• **TASK REQUIREMENTS**: Repeat the data verbatim, from its first line through the line that contains "list-item: - Damaged".

------ RECORDS SUPPLIED ------

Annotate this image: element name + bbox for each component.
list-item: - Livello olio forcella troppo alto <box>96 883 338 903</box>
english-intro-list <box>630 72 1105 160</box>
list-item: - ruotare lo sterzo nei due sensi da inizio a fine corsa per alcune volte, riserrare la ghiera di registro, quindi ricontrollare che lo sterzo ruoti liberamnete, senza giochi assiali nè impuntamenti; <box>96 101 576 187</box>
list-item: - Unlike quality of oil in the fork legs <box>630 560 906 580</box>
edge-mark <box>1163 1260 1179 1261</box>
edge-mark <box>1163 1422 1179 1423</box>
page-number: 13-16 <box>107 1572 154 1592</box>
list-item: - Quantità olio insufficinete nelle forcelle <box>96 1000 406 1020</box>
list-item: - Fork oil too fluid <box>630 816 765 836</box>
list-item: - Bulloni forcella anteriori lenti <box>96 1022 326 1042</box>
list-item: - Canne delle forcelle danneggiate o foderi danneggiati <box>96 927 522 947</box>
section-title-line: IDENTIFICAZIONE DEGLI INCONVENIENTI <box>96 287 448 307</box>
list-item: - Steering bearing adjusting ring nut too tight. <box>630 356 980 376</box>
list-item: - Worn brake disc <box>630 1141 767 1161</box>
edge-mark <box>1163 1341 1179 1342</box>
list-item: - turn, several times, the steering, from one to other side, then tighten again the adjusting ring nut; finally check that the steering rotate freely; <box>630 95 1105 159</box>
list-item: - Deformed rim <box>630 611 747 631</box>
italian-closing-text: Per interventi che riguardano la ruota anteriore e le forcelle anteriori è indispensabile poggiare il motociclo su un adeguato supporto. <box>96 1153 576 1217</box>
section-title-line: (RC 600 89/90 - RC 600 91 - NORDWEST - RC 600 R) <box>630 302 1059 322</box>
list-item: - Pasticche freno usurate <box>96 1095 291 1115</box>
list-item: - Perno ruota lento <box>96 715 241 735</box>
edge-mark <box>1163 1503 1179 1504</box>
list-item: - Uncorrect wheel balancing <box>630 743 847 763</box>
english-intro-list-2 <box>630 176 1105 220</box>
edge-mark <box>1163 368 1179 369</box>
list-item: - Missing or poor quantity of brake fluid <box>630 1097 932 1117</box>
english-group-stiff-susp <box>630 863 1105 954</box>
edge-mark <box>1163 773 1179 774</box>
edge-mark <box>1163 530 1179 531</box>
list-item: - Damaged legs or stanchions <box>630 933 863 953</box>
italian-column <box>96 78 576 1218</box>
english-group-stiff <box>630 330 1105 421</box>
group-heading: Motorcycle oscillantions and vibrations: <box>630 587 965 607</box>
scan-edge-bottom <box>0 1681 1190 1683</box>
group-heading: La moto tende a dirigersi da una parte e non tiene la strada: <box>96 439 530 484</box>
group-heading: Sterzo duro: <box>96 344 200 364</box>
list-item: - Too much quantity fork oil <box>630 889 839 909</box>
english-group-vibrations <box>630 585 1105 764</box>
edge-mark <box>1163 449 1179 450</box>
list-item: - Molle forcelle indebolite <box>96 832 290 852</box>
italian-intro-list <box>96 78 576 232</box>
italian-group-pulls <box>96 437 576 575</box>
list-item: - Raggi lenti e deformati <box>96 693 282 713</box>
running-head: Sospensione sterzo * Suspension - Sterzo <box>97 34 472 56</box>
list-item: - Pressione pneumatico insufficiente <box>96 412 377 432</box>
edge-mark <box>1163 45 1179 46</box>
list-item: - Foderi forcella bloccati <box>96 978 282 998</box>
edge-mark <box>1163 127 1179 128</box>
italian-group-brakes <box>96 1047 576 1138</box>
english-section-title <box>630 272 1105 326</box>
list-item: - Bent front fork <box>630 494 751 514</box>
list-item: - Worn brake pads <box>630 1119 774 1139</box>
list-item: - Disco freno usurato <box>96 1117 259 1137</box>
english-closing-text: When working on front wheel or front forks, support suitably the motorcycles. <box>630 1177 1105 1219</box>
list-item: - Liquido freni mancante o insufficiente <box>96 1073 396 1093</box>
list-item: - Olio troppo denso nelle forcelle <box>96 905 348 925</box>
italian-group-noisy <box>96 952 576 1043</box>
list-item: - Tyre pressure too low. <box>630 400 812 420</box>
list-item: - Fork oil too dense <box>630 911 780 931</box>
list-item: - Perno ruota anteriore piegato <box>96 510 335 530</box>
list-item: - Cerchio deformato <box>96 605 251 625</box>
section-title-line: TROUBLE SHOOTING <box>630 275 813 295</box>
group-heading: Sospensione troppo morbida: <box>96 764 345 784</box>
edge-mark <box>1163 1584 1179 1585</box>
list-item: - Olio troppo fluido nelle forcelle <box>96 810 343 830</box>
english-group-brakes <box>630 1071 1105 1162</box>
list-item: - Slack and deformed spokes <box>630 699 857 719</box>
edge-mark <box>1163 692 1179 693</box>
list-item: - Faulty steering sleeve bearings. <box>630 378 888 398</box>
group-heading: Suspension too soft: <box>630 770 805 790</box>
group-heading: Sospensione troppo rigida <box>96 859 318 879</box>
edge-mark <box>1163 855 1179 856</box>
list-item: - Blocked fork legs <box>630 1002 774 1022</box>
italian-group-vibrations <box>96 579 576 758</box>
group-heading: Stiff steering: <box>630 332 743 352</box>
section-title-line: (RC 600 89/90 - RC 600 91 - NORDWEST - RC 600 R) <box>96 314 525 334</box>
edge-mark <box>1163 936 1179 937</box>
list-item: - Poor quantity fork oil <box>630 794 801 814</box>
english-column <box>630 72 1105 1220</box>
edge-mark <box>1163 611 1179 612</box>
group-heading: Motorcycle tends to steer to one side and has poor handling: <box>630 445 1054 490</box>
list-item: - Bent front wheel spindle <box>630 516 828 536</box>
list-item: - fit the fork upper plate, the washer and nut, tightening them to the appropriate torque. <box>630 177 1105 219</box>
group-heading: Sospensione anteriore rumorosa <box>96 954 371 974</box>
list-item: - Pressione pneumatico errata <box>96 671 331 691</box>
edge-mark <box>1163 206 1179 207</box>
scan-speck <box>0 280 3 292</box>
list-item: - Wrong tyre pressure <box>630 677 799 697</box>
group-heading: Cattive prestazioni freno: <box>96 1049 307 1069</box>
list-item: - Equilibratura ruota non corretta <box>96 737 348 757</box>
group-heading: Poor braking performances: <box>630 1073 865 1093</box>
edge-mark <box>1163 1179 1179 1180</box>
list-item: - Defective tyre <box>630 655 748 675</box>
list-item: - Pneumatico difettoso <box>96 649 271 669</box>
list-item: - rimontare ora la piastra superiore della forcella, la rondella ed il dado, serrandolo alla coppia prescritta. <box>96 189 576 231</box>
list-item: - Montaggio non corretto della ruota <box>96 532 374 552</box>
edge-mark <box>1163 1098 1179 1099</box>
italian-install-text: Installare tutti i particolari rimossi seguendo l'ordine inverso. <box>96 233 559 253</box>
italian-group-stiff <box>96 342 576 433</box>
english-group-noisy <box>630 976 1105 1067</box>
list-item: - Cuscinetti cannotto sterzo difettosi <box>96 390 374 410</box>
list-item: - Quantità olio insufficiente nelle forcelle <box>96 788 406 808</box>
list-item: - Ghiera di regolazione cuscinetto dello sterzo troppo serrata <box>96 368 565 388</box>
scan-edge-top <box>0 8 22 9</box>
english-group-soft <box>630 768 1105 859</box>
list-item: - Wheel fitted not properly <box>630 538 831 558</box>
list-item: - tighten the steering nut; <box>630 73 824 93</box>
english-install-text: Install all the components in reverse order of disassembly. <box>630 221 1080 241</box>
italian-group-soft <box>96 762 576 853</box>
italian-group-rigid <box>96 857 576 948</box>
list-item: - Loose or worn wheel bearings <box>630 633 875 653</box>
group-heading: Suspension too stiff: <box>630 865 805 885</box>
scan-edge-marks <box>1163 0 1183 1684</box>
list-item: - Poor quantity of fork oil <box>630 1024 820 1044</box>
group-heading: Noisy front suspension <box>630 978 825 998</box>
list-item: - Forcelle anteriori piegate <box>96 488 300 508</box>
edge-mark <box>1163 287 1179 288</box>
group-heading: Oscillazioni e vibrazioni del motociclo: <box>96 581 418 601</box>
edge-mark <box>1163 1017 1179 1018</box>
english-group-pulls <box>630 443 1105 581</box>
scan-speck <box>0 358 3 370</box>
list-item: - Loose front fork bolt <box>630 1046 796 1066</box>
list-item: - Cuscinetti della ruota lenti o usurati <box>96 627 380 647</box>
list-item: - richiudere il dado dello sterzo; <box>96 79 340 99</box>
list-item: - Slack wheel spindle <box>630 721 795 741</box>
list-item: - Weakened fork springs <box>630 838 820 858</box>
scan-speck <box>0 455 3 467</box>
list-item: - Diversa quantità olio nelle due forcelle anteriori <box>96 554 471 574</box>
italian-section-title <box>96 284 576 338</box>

------

• **EXPECTED ANSWER**:
Annotate this image: element name + bbox for each component.
list-item: - Livello olio forcella troppo alto <box>96 883 338 903</box>
english-intro-list <box>630 72 1105 160</box>
list-item: - ruotare lo sterzo nei due sensi da inizio a fine corsa per alcune volte, riserrare la ghiera di registro, quindi ricontrollare che lo sterzo ruoti liberamnete, senza giochi assiali nè impuntamenti; <box>96 101 576 187</box>
list-item: - Unlike quality of oil in the fork legs <box>630 560 906 580</box>
edge-mark <box>1163 1260 1179 1261</box>
edge-mark <box>1163 1422 1179 1423</box>
page-number: 13-16 <box>107 1572 154 1592</box>
list-item: - Quantità olio insufficinete nelle forcelle <box>96 1000 406 1020</box>
list-item: - Fork oil too fluid <box>630 816 765 836</box>
list-item: - Bulloni forcella anteriori lenti <box>96 1022 326 1042</box>
list-item: - Canne delle forcelle danneggiate o foderi danneggiati <box>96 927 522 947</box>
section-title-line: IDENTIFICAZIONE DEGLI INCONVENIENTI <box>96 287 448 307</box>
list-item: - Steering bearing adjusting ring nut too tight. <box>630 356 980 376</box>
list-item: - Worn brake disc <box>630 1141 767 1161</box>
edge-mark <box>1163 1341 1179 1342</box>
list-item: - turn, several times, the steering, from one to other side, then tighten again the adjusting ring nut; finally check that the steering rotate freely; <box>630 95 1105 159</box>
list-item: - Deformed rim <box>630 611 747 631</box>
italian-closing-text: Per interventi che riguardano la ruota anteriore e le forcelle anteriori è indispensabile poggiare il motociclo su un adeguato supporto. <box>96 1153 576 1217</box>
section-title-line: (RC 600 89/90 - RC 600 91 - NORDWEST - RC 600 R) <box>630 302 1059 322</box>
list-item: - Pasticche freno usurate <box>96 1095 291 1115</box>
list-item: - Perno ruota lento <box>96 715 241 735</box>
edge-mark <box>1163 1503 1179 1504</box>
list-item: - Uncorrect wheel balancing <box>630 743 847 763</box>
english-intro-list-2 <box>630 176 1105 220</box>
edge-mark <box>1163 368 1179 369</box>
list-item: - Missing or poor quantity of brake fluid <box>630 1097 932 1117</box>
english-group-stiff-susp <box>630 863 1105 954</box>
edge-mark <box>1163 773 1179 774</box>
edge-mark <box>1163 530 1179 531</box>
list-item: - Damaged legs or stanchions <box>630 933 863 953</box>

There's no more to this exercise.